TASK PROMPT> Copy the Wells Fargo economic forecast passage below word for word, in full.

Coincidentally, the Wells Fargo Economics Group trimmed its forecast for the overall U.S. economy in light of the choke hold that even a fading pandemic has maintained over supply of all kinds of inputs, materials and goods. Wells Fargo dropped its 2022 growth forecast half a percentage point to 4.0%, and expects economic activity to really accelerate, “as supply chains normalize, perhaps as soon as the second half of next year.”

The seven-day moving average of new COVID cases has fallen to about 85,000, after exceeding 170,000 at its September 13 peak. But as one problem fades, another has worsened. In recent weeks, supply chain issues have shifted from a major headache to an outright crisis.

Wells Fargo’s economists remain concerned about COVID’s impact on consumer spending, but significant retrenchment in consumer spending does not appear likely unless the new COVID case count shoots markedly higher from its current level.

“We forecast that real GDP in the United States will grow 5.6% in 2021,” says Jay H. Bryson, Ph.D and chief economist with Wells Farog. “That still marks the strongest full year for U.S. economic growth since 1984, but it is a meaningful downgrade from the 7.3% rate that we forecasted in early June when new COVID cases were averaging roughly 15,000 per day and before prospects for a more vibrant rebound were ruined by the Delta variant.”

Materials are not the only thing in short supply. Job growth has been only tepid in recent months as a record share of businesses report that workers are hard to find. Consumers agree. Of those surveyed by the University of Michigan, more people are saying that jobs are plentiful than at any point in the past half century. The problem is not on the demand side, it is a labor supply problem, as many still fear COVID in the workplace, cannot find or afford childcare or are simply unable or unwilling to do the jobs available today.

“Still, above-trend real GDP growth should lead to solid growth in payrolls in coming months, and we look for the unemployment rate, which currently stands at 4.8%, to trend lower over our forecast period,” says Bryson. “With the economy growing at an above-trend rate and the labor market continuing to heal, we believe that the Federal Open Market Committee (FOMC) will eventually take its foot off of the monetary-policy accelerator.”

DATA EXTRACTS>
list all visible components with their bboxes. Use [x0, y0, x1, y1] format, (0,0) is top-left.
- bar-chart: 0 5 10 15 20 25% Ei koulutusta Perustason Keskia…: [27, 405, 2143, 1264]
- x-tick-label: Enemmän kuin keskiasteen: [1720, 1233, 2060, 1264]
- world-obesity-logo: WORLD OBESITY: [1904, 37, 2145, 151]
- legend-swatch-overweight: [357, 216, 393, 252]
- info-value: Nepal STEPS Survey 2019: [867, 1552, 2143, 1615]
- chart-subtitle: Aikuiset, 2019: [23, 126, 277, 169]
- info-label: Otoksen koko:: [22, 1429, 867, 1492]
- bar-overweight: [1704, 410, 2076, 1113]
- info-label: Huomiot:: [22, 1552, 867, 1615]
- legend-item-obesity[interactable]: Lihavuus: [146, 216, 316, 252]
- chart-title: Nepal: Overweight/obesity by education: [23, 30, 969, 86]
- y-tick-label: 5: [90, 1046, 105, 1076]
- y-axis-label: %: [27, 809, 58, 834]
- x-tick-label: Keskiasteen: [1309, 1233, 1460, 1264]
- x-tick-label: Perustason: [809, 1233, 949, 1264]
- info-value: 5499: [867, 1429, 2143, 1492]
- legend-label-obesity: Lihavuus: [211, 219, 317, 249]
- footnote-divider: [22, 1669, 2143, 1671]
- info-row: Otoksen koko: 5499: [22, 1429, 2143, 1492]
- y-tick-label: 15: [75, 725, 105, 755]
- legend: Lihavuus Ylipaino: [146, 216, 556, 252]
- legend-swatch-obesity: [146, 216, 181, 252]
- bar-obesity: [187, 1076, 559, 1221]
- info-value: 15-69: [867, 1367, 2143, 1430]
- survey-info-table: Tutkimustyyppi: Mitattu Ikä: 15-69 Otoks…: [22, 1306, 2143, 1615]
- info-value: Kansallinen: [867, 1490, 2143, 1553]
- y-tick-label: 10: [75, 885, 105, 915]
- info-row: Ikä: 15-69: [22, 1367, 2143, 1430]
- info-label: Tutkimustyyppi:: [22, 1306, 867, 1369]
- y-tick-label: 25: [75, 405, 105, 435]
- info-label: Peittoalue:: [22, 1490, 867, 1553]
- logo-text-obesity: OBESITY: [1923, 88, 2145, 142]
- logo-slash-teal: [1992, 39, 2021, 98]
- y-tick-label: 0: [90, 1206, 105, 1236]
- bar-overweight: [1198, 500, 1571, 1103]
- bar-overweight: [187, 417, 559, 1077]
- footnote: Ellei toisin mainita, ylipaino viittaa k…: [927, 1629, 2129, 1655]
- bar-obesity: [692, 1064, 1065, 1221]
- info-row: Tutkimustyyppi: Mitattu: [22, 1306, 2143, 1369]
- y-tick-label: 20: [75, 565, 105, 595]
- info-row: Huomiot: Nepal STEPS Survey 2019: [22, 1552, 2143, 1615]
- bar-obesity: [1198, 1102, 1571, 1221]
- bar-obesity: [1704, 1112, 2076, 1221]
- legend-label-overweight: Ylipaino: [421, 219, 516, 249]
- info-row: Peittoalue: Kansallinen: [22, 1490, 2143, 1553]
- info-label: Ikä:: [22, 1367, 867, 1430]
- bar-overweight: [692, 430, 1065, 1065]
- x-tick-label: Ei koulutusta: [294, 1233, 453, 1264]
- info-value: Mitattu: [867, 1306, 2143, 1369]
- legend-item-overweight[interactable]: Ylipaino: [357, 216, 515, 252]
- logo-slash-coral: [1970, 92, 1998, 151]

EXERCISE RESULT>
Coincidentally, the Wells Fargo Economics Group trimmed its forecast for the overall U.S. economy in light of the choke hold that even a fading pandemic has maintained over supply of all kinds of inputs, materials and goods. Wells Fargo dropped its 2022 growth forecast half a percentage point to 4.0%, and expects economic activity to really accelerate, “as supply chains normalize, perhaps as soon as the second half of next year.”

The seven-day moving average of new COVID cases has fallen to about 85,000, after exceeding 170,000 at its September 13 peak. But as one problem fades, another has worsened. In recent weeks, supply chain issues have shifted from a major headache to an outright crisis.

Wells Fargo’s economists remain concerned about COVID’s impact on consumer spending, but significant retrenchment in consumer spending does not appear likely unless the new COVID case count shoots markedly higher from its current level.

“We forecast that real GDP in the United States will grow 5.6% in 2021,” says Jay H. Bryson, Ph.D and chief economist with Wells Farog. “That still marks the strongest full year for U.S. economic growth since 1984, but it is a meaningful downgrade from the 7.3% rate that we forecasted in early June when new COVID cases were averaging roughly 15,000 per day and before prospects for a more vibrant rebound were ruined by the Delta variant.”

Materials are not the only thing in short supply. Job growth has been only tepid in recent months as a record share of businesses report that workers are hard to find. Consumers agree. Of those surveyed by the University of Michigan, more people are saying that jobs are plentiful than at any point in the past half century. The problem is not on the demand side, it is a labor supply problem, as many still fear COVID in the workplace, cannot find or afford childcare or are simply unable or unwilling to do the jobs available today.

“Still, above-trend real GDP growth should lead to solid growth in payrolls in coming months, and we look for the unemployment rate, which currently stands at 4.8%, to trend lower over our forecast period,” says Bryson. “With the economy growing at an above-trend rate and the labor market continuing to heal, we believe that the Federal Open Market Committee (FOMC) will eventually take its foot off of the monetary-policy accelerator.”